Problem →
Can you retype every record below exactly as written?

Figure record extracts
▼
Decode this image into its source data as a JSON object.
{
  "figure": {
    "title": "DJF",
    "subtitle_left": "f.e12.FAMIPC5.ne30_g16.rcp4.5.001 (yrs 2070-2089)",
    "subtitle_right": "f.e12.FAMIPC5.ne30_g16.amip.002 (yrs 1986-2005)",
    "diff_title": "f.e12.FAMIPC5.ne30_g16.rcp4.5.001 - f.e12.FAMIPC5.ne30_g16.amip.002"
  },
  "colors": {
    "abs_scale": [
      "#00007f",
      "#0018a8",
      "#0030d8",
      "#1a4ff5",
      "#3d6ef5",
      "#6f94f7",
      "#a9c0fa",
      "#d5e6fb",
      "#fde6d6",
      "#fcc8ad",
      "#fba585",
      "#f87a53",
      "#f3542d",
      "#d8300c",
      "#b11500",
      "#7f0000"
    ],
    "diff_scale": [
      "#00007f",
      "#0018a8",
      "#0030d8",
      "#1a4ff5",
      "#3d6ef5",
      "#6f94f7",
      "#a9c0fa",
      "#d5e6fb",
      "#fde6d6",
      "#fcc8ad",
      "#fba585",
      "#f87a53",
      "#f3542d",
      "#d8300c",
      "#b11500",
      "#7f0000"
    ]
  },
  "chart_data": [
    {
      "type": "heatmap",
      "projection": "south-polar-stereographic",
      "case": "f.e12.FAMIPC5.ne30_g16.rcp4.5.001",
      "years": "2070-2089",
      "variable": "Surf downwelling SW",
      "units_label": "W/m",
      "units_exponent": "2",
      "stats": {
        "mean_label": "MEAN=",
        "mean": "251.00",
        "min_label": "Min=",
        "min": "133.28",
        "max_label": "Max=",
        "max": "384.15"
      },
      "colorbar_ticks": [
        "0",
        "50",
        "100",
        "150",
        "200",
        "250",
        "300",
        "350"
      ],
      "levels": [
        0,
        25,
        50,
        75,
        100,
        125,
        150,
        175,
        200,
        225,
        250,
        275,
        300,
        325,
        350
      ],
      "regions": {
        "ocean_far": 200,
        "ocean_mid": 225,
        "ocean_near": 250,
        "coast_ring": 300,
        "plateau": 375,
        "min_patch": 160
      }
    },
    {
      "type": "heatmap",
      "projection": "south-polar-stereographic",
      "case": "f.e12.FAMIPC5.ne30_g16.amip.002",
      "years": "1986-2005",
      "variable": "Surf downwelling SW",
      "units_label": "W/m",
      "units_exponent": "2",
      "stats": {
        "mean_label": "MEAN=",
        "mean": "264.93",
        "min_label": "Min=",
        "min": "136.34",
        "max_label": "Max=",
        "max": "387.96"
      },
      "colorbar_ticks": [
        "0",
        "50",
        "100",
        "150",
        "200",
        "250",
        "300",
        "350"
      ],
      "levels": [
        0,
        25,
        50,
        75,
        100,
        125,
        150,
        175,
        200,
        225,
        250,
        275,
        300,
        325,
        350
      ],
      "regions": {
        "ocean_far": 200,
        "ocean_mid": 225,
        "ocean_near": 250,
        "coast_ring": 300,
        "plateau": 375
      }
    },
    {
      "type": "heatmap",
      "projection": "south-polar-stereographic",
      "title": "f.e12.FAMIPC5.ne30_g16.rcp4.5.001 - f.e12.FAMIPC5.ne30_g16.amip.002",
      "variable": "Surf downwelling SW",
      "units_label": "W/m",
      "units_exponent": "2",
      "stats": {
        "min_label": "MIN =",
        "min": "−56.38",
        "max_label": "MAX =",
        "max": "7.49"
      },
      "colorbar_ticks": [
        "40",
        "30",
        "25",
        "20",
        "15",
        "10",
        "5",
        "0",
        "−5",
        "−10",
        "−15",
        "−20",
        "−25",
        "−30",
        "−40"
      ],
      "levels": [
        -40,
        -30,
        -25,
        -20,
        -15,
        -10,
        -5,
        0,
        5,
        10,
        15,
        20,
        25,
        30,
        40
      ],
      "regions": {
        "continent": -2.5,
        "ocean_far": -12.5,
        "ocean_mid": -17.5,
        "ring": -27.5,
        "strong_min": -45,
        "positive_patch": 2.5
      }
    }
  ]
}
▲
Exercise output →
Decode this image into its source data as a JSON object.
{
  "figure": {
    "title": "DJF",
    "subtitle_left": "f.e12.FAMIPC5.ne30_g16.rcp4.5.001 (yrs 2070-2089)",
    "subtitle_right": "f.e12.FAMIPC5.ne30_g16.amip.002 (yrs 1986-2005)",
    "diff_title": "f.e12.FAMIPC5.ne30_g16.rcp4.5.001 - f.e12.FAMIPC5.ne30_g16.amip.002"
  },
  "colors": {
    "abs_scale": [
      "#00007f",
      "#0018a8",
      "#0030d8",
      "#1a4ff5",
      "#3d6ef5",
      "#6f94f7",
      "#a9c0fa",
      "#d5e6fb",
      "#fde6d6",
      "#fcc8ad",
      "#fba585",
      "#f87a53",
      "#f3542d",
      "#d8300c",
      "#b11500",
      "#7f0000"
    ],
    "diff_scale": [
      "#00007f",
      "#0018a8",
      "#0030d8",
      "#1a4ff5",
      "#3d6ef5",
      "#6f94f7",
      "#a9c0fa",
      "#d5e6fb",
      "#fde6d6",
      "#fcc8ad",
      "#fba585",
      "#f87a53",
      "#f3542d",
      "#d8300c",
      "#b11500",
      "#7f0000"
    ]
  },
  "chart_data": [
    {
      "type": "heatmap",
      "projection": "south-polar-stereographic",
      "case": "f.e12.FAMIPC5.ne30_g16.rcp4.5.001",
      "years": "2070-2089",
      "variable": "Surf downwelling SW",
      "units_label": "W/m",
      "units_exponent": "2",
      "stats": {
        "mean_label": "MEAN=",
        "mean": "251.00",
        "min_label": "Min=",
        "min": "133.28",
        "max_label": "Max=",
        "max": "384.15"
      },
      "colorbar_ticks": [
        "0",
        "50",
        "100",
        "150",
        "200",
        "250",
        "300",
        "350"
      ],
      "levels": [
        0,
        25,
        50,
        75,
        100,
        125,
        150,
        175,
        200,
        225,
        250,
        275,
        300,
        325,
        350
      ],
      "regions": {
        "ocean_far": 200,
        "ocean_mid": 225,
        "ocean_near": 250,
        "coast_ring": 300,
        "plateau": 375,
        "min_patch": 160
      }
    },
    {
      "type": "heatmap",
      "projection": "south-polar-stereographic",
      "case": "f.e12.FAMIPC5.ne30_g16.amip.002",
      "years": "1986-2005",
      "variable": "Surf downwelling SW",
      "units_label": "W/m",
      "units_exponent": "2",
      "stats": {
        "mean_label": "MEAN=",
        "mean": "264.93",
        "min_label": "Min=",
        "min": "136.34",
        "max_label": "Max=",
        "max": "387.96"
      },
      "colorbar_ticks": [
        "0",
        "50",
        "100",
        "150",
        "200",
        "250",
        "300",
        "350"
      ],
      "levels": [
        0,
        25,
        50,
        75,
        100,
        125,
        150,
        175,
        200,
        225,
        250,
        275,
        300,
        325,
        350
      ],
      "regions": {
        "ocean_far": 200,
        "ocean_mid": 225,
        "ocean_near": 250,
        "coast_ring": 300,
        "plateau": 375
      }
    },
    {
      "type": "heatmap",
      "projection": "south-polar-stereographic",
      "title": "f.e12.FAMIPC5.ne30_g16.rcp4.5.001 - f.e12.FAMIPC5.ne30_g16.amip.002",
      "variable": "Surf downwelling SW",
      "units_label": "W/m",
      "units_exponent": "2",
      "stats": {
        "min_label": "MIN =",
        "min": "−56.38",
        "max_label": "MAX =",
        "max": "7.49"
      },
      "colorbar_ticks": [
        "40",
        "30",
        "25",
        "20",
        "15",
        "10",
        "5",
        "0",
        "−5",
        "−10",
        "−15",
        "−20",
        "−25",
        "−30",
        "−40"
      ],
      "levels": [
        -40,
        -30,
        -25,
        -20,
        -15,
        -10,
        -5,
        0,
        5,
        10,
        15,
        20,
        25,
        30,
        40
      ],
      "regions": {
        "continent": -2.5,
        "ocean_far": -12.5,
        "ocean_mid": -17.5,
        "ring": -27.5,
        "strong_min": -45,
        "positive_patch": 2.5
      }
    }
  ]
}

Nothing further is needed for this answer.